= Aim of the exercise =
Work through the data line by line, gathering every line that has the word "Aldergrove".

╭──

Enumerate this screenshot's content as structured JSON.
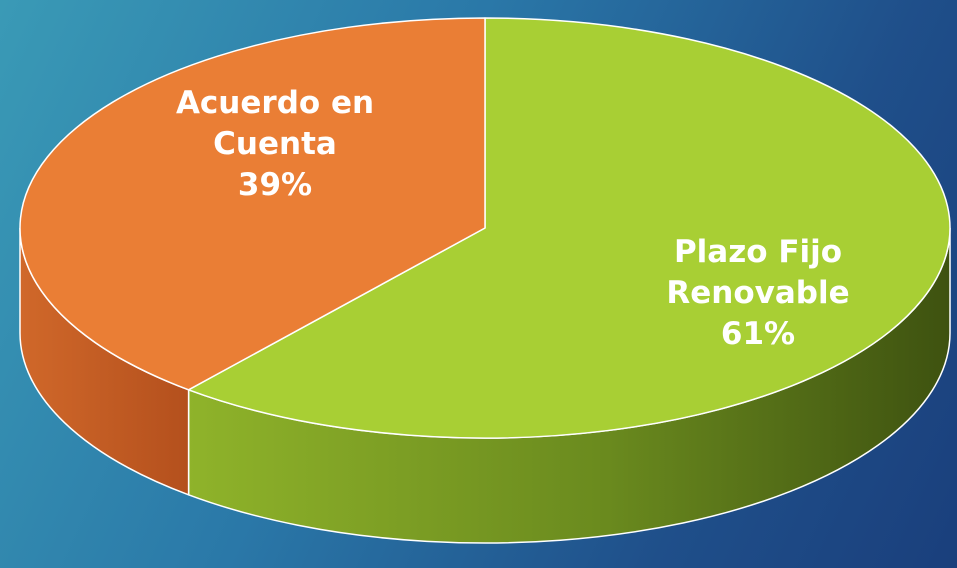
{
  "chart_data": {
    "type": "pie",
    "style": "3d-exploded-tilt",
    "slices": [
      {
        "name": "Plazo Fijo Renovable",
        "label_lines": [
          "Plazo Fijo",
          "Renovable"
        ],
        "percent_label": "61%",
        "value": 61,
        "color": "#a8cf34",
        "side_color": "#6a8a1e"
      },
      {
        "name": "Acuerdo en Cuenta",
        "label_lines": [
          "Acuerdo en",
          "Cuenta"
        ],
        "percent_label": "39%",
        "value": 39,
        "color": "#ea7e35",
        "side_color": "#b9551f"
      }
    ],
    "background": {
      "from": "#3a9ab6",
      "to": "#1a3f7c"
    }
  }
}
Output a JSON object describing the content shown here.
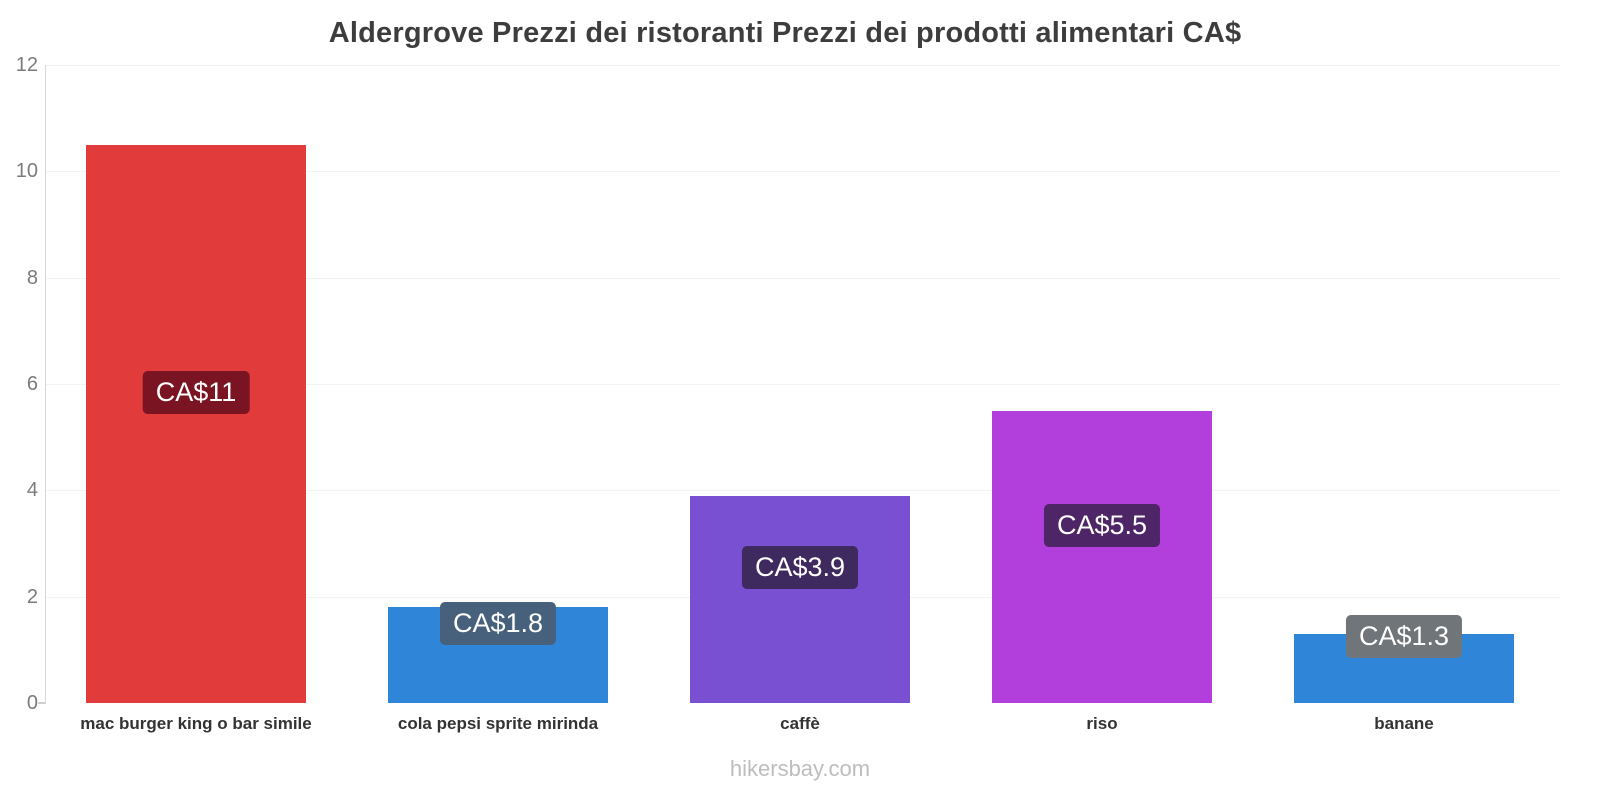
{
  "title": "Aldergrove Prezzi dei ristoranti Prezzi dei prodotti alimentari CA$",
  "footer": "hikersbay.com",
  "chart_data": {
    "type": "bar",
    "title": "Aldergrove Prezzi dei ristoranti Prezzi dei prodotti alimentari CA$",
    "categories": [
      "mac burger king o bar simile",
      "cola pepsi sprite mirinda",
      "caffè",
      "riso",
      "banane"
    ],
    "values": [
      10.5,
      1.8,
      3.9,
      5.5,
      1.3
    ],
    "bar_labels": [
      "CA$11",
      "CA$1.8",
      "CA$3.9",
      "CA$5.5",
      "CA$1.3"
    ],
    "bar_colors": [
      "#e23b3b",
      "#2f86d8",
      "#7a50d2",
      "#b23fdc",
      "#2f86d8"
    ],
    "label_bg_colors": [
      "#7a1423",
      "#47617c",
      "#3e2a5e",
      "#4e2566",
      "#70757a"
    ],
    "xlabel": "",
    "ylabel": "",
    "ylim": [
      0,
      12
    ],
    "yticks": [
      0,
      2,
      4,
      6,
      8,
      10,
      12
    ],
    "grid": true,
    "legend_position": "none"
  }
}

╰──

= Output of the exercise =
  "title": "Aldergrove Prezzi dei ristoranti Prezzi dei prodotti alimentari CA$",
    "title": "Aldergrove Prezzi dei ristoranti Prezzi dei prodotti alimentari CA$",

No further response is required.